Aim>
Pull every line holding the string "screenshot" from the records below.

#### Records to use

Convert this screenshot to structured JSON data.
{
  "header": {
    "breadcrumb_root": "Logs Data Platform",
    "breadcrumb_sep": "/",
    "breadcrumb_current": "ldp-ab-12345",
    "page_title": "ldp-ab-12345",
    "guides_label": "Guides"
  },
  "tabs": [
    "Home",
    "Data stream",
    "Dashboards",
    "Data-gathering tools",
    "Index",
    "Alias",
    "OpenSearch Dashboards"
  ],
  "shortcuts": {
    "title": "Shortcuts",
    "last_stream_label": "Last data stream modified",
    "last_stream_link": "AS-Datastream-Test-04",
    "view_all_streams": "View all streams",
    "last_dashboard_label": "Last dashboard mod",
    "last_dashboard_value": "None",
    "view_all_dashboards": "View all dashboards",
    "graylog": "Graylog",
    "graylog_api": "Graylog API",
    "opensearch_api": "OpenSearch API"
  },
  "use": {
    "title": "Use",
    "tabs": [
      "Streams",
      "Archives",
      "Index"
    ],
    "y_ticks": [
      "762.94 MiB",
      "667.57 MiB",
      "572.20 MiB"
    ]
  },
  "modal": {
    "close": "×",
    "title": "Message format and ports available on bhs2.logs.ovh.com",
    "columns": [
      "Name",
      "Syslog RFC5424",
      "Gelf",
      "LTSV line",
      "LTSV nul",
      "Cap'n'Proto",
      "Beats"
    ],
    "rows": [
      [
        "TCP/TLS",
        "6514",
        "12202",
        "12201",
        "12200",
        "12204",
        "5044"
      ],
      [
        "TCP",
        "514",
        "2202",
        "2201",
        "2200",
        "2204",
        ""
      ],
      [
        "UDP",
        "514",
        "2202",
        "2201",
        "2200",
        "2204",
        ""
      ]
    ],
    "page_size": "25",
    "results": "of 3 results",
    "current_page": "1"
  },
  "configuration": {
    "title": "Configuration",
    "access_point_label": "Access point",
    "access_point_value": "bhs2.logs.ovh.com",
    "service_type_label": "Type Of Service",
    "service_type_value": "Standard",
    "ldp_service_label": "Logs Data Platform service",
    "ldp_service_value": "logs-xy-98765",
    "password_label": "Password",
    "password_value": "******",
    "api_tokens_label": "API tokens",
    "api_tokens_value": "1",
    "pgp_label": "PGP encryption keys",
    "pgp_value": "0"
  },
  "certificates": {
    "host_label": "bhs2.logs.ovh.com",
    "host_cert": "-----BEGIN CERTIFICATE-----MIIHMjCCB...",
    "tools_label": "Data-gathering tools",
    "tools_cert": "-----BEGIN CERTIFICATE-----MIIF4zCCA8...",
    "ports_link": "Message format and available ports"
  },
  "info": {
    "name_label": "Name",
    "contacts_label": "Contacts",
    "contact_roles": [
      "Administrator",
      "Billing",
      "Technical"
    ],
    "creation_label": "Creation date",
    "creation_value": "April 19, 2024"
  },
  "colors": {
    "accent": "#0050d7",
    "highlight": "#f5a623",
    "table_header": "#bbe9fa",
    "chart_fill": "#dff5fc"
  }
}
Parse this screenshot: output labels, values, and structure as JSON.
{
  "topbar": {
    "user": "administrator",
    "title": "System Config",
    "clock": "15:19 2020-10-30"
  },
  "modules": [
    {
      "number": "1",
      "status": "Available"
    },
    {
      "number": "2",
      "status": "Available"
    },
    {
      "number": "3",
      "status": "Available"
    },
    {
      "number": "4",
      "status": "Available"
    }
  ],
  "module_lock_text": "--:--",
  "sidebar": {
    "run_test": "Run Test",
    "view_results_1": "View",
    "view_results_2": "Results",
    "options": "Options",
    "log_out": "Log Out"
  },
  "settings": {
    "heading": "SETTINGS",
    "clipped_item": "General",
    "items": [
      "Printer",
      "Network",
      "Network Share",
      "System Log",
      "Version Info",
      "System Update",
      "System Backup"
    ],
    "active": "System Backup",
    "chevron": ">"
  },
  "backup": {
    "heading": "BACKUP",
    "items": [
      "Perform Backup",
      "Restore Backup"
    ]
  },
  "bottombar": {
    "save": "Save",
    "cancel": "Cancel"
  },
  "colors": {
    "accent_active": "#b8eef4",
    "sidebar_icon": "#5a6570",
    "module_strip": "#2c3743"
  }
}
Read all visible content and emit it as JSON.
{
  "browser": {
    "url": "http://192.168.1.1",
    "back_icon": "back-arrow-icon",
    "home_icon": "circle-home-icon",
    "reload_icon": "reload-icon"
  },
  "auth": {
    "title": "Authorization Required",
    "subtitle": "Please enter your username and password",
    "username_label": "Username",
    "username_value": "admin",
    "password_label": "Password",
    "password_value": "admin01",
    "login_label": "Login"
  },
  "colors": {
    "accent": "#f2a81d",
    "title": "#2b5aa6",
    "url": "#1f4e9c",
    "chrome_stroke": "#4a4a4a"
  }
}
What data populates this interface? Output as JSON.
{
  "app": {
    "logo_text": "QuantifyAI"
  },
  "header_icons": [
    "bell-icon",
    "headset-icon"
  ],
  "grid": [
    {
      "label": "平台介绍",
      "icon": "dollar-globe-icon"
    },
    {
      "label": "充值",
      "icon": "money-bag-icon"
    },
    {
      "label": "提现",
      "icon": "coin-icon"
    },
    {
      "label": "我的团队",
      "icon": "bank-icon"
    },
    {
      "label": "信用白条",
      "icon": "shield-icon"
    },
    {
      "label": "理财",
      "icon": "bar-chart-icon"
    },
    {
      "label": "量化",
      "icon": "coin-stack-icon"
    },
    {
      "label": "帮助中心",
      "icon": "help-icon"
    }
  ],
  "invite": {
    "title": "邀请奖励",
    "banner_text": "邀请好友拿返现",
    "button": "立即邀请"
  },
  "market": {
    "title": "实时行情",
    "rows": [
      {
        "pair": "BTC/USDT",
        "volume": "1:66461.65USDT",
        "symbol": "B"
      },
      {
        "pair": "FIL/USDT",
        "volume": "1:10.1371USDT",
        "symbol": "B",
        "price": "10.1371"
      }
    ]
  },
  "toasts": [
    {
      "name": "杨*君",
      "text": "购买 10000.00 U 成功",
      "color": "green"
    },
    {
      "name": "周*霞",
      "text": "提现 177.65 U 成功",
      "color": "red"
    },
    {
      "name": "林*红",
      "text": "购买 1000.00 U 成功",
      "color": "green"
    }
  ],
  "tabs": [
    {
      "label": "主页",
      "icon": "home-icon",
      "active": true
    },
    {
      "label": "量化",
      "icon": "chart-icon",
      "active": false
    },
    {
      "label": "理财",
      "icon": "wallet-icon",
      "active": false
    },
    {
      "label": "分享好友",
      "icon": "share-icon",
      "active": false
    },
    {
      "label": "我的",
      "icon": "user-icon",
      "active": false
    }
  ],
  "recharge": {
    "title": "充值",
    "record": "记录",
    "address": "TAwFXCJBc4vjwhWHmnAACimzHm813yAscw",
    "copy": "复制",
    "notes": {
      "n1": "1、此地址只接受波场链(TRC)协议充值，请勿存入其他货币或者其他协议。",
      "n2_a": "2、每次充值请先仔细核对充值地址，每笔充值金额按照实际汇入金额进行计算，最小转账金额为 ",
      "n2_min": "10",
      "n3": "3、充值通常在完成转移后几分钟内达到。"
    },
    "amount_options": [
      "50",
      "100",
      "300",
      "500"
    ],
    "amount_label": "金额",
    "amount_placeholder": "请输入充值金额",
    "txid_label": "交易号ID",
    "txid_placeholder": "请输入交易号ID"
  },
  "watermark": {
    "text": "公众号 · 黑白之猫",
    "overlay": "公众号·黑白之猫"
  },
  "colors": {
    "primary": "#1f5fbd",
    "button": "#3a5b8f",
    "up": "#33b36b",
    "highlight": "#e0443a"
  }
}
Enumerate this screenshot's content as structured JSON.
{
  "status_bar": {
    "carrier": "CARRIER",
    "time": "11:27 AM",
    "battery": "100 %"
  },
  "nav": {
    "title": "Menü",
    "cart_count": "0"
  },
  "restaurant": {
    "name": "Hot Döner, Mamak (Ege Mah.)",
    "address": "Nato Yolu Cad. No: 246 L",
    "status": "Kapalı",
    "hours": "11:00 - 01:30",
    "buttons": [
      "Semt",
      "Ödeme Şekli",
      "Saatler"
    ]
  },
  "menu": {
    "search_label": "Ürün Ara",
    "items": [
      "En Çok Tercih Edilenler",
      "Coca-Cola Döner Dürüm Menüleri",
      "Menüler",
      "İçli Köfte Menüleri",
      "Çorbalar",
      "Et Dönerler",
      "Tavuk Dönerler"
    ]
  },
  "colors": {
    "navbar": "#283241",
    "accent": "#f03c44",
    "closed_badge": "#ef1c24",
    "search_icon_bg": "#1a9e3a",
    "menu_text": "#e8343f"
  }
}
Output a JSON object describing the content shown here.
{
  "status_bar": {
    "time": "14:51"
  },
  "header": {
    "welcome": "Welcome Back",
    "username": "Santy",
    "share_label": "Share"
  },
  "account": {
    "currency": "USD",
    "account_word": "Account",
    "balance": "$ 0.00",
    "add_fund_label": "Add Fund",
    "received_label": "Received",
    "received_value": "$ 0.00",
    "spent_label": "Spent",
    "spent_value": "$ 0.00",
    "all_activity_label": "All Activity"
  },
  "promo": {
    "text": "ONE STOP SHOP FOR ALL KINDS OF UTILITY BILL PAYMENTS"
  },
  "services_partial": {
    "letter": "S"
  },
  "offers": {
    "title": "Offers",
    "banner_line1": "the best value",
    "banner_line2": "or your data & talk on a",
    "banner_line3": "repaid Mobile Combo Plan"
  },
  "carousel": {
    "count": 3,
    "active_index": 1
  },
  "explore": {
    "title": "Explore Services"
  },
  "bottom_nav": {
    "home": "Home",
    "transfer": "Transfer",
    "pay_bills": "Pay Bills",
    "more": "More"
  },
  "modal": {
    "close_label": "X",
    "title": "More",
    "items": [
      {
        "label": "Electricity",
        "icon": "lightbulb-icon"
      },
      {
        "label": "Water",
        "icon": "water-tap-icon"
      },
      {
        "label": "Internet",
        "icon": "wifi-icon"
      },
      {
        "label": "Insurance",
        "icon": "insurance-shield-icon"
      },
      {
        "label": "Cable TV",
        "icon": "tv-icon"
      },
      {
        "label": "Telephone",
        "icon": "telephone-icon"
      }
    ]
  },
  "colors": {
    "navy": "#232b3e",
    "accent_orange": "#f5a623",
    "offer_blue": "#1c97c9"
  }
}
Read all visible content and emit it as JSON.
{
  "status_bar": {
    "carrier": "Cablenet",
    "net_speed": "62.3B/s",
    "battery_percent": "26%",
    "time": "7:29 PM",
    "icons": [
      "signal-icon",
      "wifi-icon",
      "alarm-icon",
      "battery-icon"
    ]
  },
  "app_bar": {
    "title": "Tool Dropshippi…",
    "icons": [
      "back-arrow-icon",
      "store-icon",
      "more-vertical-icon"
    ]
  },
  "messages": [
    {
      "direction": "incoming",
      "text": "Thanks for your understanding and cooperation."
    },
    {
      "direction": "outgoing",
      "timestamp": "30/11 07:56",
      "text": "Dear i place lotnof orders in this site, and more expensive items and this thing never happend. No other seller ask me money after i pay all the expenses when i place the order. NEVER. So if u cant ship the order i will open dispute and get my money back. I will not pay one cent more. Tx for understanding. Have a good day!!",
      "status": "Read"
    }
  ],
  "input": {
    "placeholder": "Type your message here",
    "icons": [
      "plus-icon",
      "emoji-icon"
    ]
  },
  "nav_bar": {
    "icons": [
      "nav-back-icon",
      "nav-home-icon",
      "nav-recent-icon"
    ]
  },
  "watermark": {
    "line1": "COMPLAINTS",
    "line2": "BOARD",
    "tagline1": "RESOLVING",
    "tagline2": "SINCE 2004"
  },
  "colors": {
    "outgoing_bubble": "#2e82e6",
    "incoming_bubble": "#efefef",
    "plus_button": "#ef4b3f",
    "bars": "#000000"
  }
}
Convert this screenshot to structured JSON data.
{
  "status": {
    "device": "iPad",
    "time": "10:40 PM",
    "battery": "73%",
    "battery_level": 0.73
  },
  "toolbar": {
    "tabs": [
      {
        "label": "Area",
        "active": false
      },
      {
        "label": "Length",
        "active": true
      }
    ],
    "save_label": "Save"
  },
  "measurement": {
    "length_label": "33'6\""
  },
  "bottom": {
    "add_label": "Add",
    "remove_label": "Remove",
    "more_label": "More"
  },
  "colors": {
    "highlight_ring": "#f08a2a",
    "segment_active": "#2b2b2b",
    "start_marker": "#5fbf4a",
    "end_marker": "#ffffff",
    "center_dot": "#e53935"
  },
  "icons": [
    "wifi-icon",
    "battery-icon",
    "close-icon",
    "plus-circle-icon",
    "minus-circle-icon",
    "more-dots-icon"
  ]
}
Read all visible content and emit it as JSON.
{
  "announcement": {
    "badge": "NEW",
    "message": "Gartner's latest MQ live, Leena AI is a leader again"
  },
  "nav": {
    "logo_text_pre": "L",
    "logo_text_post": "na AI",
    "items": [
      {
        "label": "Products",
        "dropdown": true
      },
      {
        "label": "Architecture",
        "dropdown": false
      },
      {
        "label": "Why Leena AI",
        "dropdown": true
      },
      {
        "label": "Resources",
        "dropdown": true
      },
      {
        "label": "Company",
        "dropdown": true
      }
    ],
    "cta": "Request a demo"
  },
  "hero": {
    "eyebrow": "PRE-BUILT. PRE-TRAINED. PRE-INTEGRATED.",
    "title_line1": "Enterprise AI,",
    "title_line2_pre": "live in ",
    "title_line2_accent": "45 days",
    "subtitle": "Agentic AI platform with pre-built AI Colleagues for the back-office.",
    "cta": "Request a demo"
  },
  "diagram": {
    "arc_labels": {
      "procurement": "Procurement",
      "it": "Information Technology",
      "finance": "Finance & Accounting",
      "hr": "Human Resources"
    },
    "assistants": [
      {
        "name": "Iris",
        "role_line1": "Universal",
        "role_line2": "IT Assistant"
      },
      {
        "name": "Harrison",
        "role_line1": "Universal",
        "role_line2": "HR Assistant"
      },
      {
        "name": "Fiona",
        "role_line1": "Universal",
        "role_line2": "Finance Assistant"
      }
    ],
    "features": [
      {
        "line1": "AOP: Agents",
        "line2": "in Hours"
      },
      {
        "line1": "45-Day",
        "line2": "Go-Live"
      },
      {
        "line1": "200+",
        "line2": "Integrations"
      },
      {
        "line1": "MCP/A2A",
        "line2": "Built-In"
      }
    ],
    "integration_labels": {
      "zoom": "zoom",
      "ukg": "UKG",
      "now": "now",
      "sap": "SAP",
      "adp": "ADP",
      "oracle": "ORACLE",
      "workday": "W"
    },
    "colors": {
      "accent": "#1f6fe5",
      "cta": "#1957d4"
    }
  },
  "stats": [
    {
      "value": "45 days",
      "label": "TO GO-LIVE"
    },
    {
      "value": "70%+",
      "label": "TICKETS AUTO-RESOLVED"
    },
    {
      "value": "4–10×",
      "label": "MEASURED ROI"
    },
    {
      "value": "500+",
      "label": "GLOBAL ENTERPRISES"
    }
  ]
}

########

In response>
Convert this screenshot to structured JSON data.
Parse this screenshot: output labels, values, and structure as JSON.
Enumerate this screenshot's content as structured JSON.
Convert this screenshot to structured JSON data.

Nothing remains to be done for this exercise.